**Problem to work on:** Copy out each line containing "ARQUEROS" from the entries below.

**Entries:**
▬▬▬▬▬▬▬▬▬▬

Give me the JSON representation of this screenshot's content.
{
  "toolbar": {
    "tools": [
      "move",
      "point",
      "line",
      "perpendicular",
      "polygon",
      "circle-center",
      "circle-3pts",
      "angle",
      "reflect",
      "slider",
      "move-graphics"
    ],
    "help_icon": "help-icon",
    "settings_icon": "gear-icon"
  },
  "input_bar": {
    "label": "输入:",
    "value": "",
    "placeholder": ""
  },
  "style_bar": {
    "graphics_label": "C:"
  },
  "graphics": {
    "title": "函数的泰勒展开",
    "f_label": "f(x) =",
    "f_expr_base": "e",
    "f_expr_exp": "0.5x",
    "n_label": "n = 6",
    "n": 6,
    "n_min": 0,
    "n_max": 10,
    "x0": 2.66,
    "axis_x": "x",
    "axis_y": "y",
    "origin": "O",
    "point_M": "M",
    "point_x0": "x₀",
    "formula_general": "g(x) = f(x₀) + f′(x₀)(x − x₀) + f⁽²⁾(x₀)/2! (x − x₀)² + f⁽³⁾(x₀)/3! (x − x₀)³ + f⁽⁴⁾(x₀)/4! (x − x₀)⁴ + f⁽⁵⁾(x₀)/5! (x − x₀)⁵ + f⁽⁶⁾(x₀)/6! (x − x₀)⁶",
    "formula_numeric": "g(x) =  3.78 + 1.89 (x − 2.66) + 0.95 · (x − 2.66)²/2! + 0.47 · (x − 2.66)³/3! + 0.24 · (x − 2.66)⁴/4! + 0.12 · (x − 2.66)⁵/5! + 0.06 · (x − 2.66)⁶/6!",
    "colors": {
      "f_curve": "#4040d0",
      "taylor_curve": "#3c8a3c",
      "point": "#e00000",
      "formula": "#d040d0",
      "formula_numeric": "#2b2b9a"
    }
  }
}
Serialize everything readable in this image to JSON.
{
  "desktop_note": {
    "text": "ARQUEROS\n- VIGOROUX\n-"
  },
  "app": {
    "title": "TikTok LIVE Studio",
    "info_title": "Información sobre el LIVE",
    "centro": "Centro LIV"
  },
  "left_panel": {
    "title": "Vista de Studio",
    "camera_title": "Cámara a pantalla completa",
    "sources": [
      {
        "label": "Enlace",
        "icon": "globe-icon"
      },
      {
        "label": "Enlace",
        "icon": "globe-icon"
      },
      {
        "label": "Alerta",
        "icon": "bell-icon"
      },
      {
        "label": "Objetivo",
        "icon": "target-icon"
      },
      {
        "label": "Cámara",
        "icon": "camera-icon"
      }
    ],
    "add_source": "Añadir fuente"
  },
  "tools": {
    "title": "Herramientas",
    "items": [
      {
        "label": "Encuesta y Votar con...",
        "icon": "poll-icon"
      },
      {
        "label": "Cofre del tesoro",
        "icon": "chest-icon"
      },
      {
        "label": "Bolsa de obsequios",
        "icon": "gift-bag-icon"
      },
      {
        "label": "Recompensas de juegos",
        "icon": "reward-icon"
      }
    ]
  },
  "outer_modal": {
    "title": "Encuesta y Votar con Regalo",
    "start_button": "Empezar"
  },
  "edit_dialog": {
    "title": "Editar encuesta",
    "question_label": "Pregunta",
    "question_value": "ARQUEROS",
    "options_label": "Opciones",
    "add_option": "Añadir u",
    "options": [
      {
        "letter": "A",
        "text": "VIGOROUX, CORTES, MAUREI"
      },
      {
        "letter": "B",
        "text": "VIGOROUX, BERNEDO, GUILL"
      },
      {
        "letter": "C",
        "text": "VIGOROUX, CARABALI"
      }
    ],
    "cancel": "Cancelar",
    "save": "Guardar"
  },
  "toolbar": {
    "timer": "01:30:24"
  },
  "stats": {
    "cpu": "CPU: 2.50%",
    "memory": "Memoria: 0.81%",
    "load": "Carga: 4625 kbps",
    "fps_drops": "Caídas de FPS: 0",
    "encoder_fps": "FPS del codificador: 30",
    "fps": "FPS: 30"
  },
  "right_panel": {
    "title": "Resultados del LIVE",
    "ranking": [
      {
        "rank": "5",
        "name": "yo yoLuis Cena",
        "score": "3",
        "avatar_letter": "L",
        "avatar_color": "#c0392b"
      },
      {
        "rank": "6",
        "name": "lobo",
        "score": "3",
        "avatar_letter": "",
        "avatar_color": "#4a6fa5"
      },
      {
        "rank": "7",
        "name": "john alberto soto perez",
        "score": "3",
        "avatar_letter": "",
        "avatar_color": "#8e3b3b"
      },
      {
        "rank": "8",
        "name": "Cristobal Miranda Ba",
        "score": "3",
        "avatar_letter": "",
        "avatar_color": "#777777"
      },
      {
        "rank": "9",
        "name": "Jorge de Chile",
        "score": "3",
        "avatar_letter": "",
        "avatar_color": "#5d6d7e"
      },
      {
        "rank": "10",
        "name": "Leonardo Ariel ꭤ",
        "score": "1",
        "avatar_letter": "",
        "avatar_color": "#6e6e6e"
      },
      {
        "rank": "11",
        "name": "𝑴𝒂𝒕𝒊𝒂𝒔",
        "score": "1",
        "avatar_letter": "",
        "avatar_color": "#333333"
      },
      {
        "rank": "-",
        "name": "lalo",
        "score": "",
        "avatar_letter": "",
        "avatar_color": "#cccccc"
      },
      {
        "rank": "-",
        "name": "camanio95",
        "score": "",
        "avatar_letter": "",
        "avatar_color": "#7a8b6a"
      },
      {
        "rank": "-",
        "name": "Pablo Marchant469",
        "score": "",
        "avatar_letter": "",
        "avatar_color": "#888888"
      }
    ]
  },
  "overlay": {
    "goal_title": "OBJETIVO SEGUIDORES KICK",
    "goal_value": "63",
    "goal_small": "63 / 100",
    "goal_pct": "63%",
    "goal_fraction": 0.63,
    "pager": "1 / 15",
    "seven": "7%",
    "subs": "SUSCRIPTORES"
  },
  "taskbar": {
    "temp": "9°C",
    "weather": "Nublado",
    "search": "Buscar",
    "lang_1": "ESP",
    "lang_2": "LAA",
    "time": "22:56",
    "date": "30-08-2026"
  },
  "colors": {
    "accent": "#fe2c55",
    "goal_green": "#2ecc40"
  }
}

▬▬▬▬▬▬▬▬▬▬

**Exercise output:**
    "text": "ARQUEROS\n- VIGOROUX\n-"
    "question_value": "ARQUEROS",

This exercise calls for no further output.